■ WHAT THIS TASK INVOLVES: Scan the material below for lines with the word "electrification" and report how many there are, with nothing added.

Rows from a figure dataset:

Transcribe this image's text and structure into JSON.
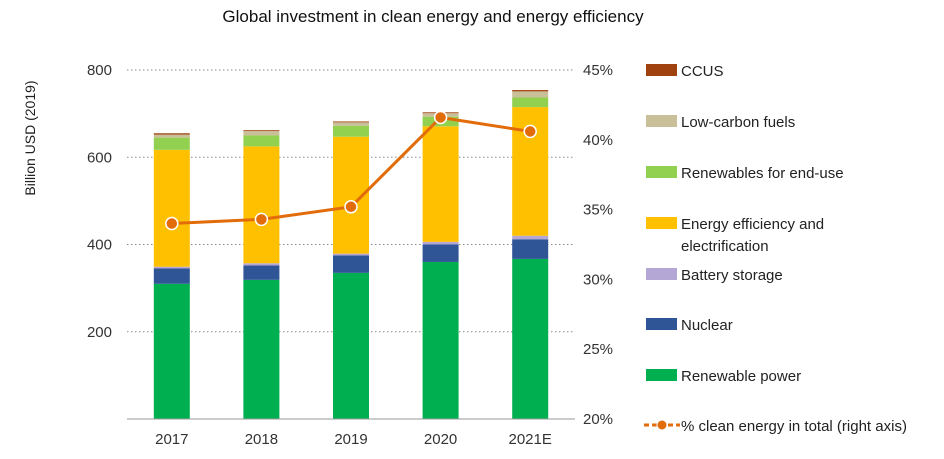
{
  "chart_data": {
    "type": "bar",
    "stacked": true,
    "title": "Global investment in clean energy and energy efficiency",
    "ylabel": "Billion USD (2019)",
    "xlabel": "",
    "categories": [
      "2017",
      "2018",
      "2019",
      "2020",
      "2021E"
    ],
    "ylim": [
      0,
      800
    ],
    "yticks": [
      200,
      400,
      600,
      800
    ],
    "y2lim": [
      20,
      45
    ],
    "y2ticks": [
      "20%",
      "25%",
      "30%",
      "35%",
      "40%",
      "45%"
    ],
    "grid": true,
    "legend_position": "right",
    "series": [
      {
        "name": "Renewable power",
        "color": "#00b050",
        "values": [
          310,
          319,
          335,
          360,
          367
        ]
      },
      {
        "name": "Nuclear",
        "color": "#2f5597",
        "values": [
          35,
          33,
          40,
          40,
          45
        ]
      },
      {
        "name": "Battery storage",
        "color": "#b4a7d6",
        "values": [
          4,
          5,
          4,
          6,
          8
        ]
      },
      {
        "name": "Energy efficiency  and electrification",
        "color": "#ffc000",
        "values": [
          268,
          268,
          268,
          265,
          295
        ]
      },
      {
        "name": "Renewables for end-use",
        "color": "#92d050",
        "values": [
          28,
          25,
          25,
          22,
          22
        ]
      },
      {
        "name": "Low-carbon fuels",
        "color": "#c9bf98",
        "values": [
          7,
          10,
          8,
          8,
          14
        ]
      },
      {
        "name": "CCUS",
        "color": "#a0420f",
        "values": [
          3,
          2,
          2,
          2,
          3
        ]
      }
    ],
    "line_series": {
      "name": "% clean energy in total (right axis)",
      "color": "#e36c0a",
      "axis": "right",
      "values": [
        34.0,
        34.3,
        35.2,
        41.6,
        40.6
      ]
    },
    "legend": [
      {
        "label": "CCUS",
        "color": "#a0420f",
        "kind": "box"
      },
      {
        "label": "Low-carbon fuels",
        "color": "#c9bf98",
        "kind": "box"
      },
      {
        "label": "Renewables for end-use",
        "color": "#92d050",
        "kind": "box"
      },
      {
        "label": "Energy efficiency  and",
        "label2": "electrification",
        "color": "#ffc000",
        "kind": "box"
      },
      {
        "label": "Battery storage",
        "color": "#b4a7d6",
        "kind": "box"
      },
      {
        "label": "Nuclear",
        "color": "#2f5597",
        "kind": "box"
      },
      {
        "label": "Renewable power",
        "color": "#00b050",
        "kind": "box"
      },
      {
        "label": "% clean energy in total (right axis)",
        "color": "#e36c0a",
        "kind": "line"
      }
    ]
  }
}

■ ANSWER TO THIS PROBLEM: 2